THE RECORDS:

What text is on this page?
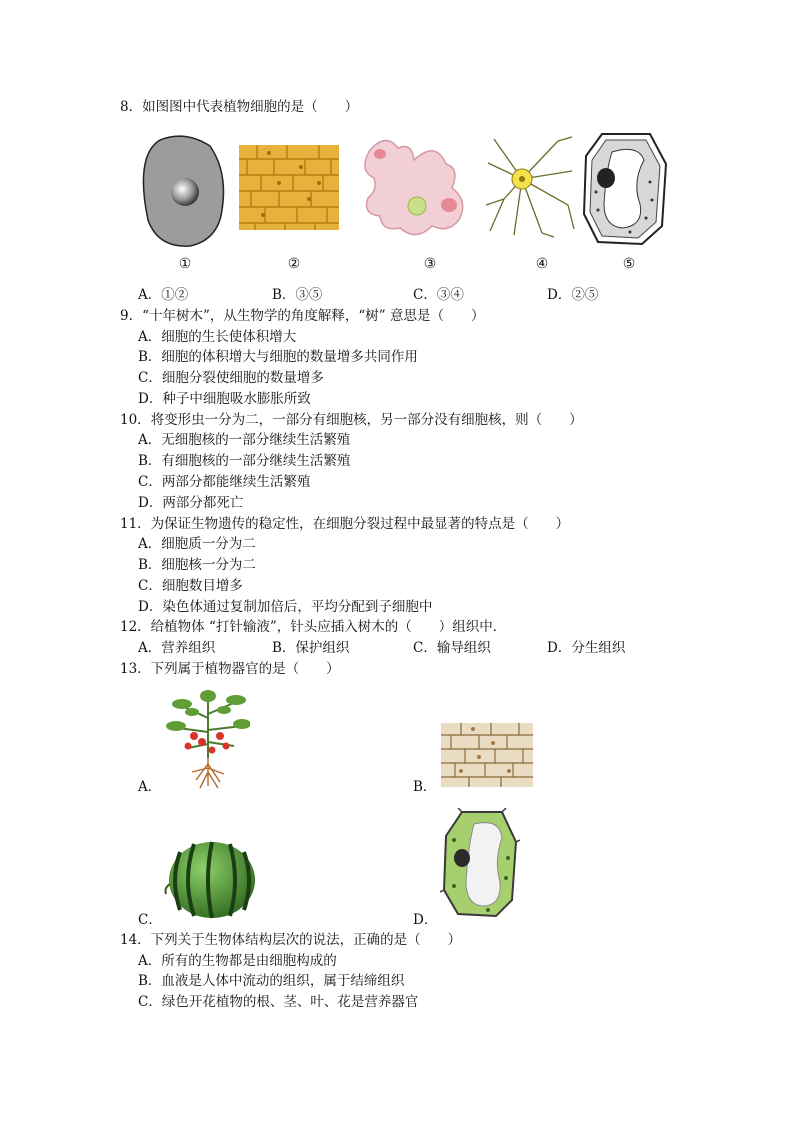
8．如图图中代表植物细胞的是（　　）
①	②	③	④	⑤
A．①②	B．③⑤	C．③④	D．②⑤
9．“十年树木”，从生物学的角度解释，“树” 意思是（　　）
A．细胞的生长使体积增大
B．细胞的体积增大与细胞的数量增多共同作用
C．细胞分裂使细胞的数量增多
D．种子中细胞吸水膨胀所致
10．将变形虫一分为二，一部分有细胞核，另一部分没有细胞核，则（　　）
A．无细胞核的一部分继续生活繁殖
B．有细胞核的一部分继续生活繁殖
C．两部分都能继续生活繁殖
D．两部分都死亡
11．为保证生物遗传的稳定性，在细胞分裂过程中最显著的特点是（　　）
A．细胞质一分为二
B．细胞核一分为二
C．细胞数目增多
D．染色体通过复制加倍后，平均分配到子细胞中
12．给植物体 “打针输液”，针头应插入树木的（　　）组织中．
A．营养组织	B．保护组织	C．输导组织	D．分生组织
13．下列属于植物器官的是（　　）
A．	B．
C．	D．
14．下列关于生物体结构层次的说法，正确的是（　　）
A．所有的生物都是由细胞构成的
B．血液是人体中流动的组织，属于结缔组织
C．绿色开花植物的根、茎、叶、花是营养器官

SET PROBLEM: Copy the records above exactly, omitting every picture.

OUTPUT BELOW:
What text is on this page?
8．如图图中代表植物细胞的是（　　）
①	②	③	④	⑤
A．①②	B．③⑤	C．③④	D．②⑤
9．“十年树木”，从生物学的角度解释，“树” 意思是（　　）
A．细胞的生长使体积增大
B．细胞的体积增大与细胞的数量增多共同作用
C．细胞分裂使细胞的数量增多
D．种子中细胞吸水膨胀所致
10．将变形虫一分为二，一部分有细胞核，另一部分没有细胞核，则（　　）
A．无细胞核的一部分继续生活繁殖
B．有细胞核的一部分继续生活繁殖
C．两部分都能继续生活繁殖
D．两部分都死亡
11．为保证生物遗传的稳定性，在细胞分裂过程中最显著的特点是（　　）
A．细胞质一分为二
B．细胞核一分为二
C．细胞数目增多
D．染色体通过复制加倍后，平均分配到子细胞中
12．给植物体 “打针输液”，针头应插入树木的（　　）组织中．
A．营养组织	B．保护组织	C．输导组织	D．分生组织
13．下列属于植物器官的是（　　）
A．	B．
C．	D．
14．下列关于生物体结构层次的说法，正确的是（　　）
A．所有的生物都是由细胞构成的
B．血液是人体中流动的组织，属于结缔组织
C．绿色开花植物的根、茎、叶、花是营养器官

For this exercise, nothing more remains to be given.